Part of a data file:
"""

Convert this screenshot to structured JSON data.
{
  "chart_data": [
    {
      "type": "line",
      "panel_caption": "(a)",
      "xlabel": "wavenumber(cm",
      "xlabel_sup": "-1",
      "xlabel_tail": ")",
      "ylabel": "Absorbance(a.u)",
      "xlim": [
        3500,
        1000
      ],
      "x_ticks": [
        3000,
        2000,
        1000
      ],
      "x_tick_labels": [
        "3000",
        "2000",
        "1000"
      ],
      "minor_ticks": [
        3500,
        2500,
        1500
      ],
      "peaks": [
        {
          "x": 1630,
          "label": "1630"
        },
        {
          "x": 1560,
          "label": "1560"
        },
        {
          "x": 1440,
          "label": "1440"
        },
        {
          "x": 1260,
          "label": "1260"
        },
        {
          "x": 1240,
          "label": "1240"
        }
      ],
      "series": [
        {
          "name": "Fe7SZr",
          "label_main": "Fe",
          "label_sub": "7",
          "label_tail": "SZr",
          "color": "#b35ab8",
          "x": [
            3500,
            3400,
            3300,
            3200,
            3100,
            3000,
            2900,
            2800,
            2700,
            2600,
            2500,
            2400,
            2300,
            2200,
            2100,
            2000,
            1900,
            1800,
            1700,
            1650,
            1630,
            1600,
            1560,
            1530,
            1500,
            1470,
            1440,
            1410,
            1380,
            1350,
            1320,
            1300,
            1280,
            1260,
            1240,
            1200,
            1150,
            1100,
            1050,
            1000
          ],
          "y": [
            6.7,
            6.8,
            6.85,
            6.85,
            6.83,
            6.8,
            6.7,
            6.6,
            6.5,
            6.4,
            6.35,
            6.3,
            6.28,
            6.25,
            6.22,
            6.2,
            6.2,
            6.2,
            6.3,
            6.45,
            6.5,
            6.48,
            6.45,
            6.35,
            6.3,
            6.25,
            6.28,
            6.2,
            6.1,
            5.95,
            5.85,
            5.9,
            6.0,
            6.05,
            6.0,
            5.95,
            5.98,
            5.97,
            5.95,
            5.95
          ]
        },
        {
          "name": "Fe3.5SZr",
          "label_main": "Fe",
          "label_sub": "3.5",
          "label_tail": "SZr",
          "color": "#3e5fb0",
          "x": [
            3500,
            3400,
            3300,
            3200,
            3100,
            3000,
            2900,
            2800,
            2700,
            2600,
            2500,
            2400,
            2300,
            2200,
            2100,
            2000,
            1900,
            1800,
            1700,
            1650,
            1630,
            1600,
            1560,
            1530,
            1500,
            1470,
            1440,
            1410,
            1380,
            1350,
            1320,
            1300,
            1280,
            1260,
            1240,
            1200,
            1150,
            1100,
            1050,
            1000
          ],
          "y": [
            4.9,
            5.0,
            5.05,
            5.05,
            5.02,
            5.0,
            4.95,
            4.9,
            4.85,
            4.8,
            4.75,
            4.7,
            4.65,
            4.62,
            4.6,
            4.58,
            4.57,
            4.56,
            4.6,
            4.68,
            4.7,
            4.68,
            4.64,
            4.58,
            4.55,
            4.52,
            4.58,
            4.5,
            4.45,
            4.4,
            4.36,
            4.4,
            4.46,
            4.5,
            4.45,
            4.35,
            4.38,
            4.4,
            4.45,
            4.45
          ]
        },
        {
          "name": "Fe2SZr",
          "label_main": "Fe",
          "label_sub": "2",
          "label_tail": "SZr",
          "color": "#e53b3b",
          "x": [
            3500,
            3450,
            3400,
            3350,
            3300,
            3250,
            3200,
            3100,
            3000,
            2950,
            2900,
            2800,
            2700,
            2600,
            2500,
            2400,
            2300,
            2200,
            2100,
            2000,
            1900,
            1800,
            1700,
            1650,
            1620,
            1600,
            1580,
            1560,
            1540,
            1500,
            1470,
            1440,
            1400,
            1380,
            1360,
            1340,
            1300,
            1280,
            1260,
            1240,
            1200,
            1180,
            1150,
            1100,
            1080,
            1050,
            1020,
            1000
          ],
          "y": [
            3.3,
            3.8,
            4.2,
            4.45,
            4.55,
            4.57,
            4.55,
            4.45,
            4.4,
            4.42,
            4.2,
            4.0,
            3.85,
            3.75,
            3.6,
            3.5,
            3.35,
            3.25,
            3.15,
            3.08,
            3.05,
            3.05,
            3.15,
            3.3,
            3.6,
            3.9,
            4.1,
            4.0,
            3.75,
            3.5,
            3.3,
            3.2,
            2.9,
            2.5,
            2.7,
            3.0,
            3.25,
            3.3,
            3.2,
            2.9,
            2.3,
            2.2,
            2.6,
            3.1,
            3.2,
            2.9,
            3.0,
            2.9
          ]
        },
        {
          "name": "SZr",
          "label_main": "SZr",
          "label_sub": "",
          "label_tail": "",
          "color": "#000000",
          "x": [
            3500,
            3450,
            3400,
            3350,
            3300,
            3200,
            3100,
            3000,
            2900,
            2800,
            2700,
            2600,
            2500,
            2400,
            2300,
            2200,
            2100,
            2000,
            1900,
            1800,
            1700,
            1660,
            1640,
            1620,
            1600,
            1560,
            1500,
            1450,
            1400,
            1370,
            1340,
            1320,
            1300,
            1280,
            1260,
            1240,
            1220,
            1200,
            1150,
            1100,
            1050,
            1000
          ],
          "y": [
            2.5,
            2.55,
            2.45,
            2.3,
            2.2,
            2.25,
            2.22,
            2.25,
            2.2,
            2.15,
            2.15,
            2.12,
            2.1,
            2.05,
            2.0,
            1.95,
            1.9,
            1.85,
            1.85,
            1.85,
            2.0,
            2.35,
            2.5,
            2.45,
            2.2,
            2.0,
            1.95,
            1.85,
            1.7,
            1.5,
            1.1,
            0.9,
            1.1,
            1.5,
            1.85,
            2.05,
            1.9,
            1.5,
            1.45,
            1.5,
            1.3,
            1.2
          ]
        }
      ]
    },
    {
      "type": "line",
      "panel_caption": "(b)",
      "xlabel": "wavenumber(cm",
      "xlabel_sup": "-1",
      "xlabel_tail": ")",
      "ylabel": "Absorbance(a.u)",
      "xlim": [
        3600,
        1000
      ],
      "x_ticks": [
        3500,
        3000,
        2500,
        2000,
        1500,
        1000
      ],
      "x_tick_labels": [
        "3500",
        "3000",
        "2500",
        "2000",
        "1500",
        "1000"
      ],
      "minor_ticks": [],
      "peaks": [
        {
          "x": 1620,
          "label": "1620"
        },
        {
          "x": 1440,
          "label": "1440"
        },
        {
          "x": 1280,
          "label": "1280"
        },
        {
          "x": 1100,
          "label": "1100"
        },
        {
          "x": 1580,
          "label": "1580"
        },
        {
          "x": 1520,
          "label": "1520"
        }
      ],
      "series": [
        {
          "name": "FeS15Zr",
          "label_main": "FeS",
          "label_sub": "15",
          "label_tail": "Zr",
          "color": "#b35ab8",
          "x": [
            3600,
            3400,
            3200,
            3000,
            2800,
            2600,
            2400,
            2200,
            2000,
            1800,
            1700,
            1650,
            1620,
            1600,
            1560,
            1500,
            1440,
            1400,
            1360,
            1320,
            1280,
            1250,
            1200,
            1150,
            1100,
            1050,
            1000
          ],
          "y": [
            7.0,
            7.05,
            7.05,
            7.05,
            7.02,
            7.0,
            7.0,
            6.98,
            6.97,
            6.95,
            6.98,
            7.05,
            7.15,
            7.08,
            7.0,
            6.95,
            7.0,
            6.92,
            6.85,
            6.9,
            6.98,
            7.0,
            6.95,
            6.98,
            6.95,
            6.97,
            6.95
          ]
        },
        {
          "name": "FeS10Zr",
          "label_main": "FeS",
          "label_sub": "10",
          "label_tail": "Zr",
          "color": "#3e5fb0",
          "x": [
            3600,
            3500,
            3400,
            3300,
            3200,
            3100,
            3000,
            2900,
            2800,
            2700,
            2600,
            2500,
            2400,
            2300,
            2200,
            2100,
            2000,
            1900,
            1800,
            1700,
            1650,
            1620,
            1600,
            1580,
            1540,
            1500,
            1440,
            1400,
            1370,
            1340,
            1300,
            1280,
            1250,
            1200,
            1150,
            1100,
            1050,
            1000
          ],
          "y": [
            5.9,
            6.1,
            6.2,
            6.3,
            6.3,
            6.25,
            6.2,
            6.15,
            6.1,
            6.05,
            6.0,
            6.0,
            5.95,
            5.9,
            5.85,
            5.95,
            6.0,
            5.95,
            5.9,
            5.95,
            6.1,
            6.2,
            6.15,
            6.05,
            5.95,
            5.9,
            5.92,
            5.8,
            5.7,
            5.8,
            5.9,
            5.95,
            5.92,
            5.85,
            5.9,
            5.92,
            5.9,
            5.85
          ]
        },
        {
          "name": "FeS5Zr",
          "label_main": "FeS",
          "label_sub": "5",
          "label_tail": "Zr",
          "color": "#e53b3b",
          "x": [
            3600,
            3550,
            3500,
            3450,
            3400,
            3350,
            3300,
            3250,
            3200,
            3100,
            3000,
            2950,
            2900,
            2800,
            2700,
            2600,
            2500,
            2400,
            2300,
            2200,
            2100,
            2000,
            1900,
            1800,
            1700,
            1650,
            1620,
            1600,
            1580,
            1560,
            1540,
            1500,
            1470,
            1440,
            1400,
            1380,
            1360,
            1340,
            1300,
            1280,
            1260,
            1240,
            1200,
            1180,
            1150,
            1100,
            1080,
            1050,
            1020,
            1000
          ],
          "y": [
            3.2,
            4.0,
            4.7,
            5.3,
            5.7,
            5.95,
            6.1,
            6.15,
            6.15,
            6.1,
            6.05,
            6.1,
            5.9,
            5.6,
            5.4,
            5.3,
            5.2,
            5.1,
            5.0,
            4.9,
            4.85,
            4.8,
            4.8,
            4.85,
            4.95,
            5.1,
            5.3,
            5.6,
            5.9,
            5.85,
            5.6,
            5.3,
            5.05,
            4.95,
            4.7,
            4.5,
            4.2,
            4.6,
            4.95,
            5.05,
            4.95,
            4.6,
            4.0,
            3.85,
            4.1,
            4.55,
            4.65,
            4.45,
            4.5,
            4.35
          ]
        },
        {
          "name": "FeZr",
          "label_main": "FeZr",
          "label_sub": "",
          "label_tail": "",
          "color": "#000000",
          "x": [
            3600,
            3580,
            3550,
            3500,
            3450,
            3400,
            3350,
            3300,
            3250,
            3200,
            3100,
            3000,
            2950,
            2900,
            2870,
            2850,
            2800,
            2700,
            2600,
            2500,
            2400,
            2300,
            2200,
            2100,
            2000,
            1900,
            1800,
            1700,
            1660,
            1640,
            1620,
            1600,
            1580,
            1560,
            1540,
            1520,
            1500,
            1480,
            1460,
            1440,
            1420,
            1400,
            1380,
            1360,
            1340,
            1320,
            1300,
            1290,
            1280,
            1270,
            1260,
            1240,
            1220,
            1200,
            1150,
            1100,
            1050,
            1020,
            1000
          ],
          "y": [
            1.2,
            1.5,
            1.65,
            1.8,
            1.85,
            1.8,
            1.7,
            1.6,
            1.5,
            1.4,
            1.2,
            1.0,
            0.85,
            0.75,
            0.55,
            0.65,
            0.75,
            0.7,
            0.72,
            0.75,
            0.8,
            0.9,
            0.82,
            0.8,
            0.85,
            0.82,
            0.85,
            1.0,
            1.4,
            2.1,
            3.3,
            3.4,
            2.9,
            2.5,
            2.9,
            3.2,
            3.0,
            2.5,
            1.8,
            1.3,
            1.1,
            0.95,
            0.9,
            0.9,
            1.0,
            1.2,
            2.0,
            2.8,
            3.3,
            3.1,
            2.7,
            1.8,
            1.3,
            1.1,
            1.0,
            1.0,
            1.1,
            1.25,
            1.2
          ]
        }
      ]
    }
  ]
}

"""

TO DO: Count up the lines in the listing that hold the word "name", and give that number only.

CORRECT OUTPUT: 8